## Stated task
Every entry below should be transcribed exactly; pictures stay out of the copy.

## Recorded information
▼

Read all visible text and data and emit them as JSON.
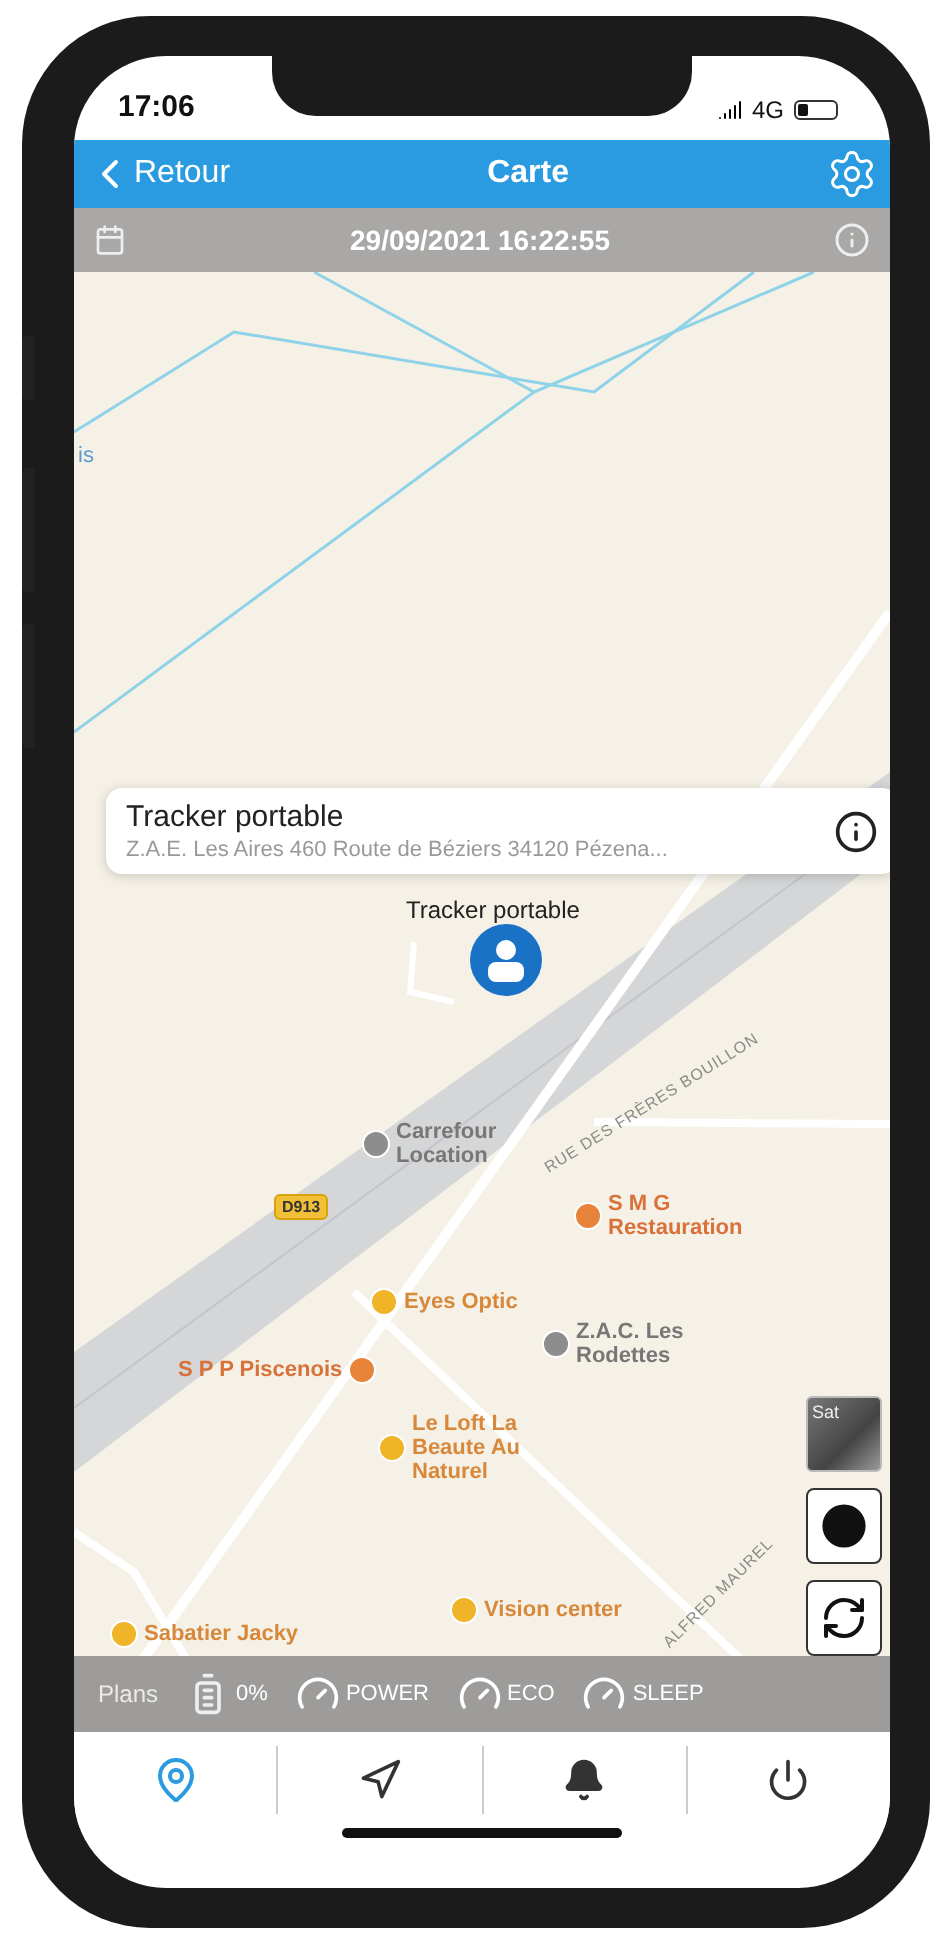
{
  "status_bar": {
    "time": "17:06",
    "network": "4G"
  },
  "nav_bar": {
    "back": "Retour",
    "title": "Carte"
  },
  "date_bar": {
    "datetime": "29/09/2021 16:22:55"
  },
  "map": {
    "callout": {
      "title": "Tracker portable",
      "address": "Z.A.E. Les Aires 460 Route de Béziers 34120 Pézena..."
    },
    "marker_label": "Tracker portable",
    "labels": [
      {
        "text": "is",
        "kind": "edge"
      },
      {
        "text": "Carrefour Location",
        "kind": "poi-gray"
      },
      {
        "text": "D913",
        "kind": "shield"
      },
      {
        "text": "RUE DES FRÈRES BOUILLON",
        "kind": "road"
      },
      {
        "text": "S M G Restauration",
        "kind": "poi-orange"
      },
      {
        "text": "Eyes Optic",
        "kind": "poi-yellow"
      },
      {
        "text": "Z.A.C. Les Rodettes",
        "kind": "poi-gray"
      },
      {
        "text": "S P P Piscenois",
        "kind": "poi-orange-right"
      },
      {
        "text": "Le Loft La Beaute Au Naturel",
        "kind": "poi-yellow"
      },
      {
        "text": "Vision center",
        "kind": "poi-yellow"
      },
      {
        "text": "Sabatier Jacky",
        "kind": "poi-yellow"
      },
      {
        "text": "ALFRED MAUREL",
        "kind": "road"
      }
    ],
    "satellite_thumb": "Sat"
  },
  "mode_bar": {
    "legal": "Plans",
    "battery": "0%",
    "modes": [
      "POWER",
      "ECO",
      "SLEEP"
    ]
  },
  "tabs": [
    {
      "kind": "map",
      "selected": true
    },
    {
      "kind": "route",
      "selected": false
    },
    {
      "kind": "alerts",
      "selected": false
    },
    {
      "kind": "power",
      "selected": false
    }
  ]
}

▲

## Expected answer
Read all visible text and data and emit them as JSON.
{
  "status_bar": {
    "time": "17:06",
    "network": "4G"
  },
  "nav_bar": {
    "back": "Retour",
    "title": "Carte"
  },
  "date_bar": {
    "datetime": "29/09/2021 16:22:55"
  },
  "map": {
    "callout": {
      "title": "Tracker portable",
      "address": "Z.A.E. Les Aires 460 Route de Béziers 34120 Pézena..."
    },
    "marker_label": "Tracker portable",
    "labels": [
      {
        "text": "is",
        "kind": "edge"
      },
      {
        "text": "Carrefour Location",
        "kind": "poi-gray"
      },
      {
        "text": "D913",
        "kind": "shield"
      },
      {
        "text": "RUE DES FRÈRES BOUILLON",
        "kind": "road"
      },
      {
        "text": "S M G Restauration",
        "kind": "poi-orange"
      },
      {
        "text": "Eyes Optic",
        "kind": "poi-yellow"
      },
      {
        "text": "Z.A.C. Les Rodettes",
        "kind": "poi-gray"
      },
      {
        "text": "S P P Piscenois",
        "kind": "poi-orange-right"
      },
      {
        "text": "Le Loft La Beaute Au Naturel",
        "kind": "poi-yellow"
      },
      {
        "text": "Vision center",
        "kind": "poi-yellow"
      },
      {
        "text": "Sabatier Jacky",
        "kind": "poi-yellow"
      },
      {
        "text": "ALFRED MAUREL",
        "kind": "road"
      }
    ],
    "satellite_thumb": "Sat"
  },
  "mode_bar": {
    "legal": "Plans",
    "battery": "0%",
    "modes": [
      "POWER",
      "ECO",
      "SLEEP"
    ]
  },
  "tabs": [
    {
      "kind": "map",
      "selected": true
    },
    {
      "kind": "route",
      "selected": false
    },
    {
      "kind": "alerts",
      "selected": false
    },
    {
      "kind": "power",
      "selected": false
    }
  ]
}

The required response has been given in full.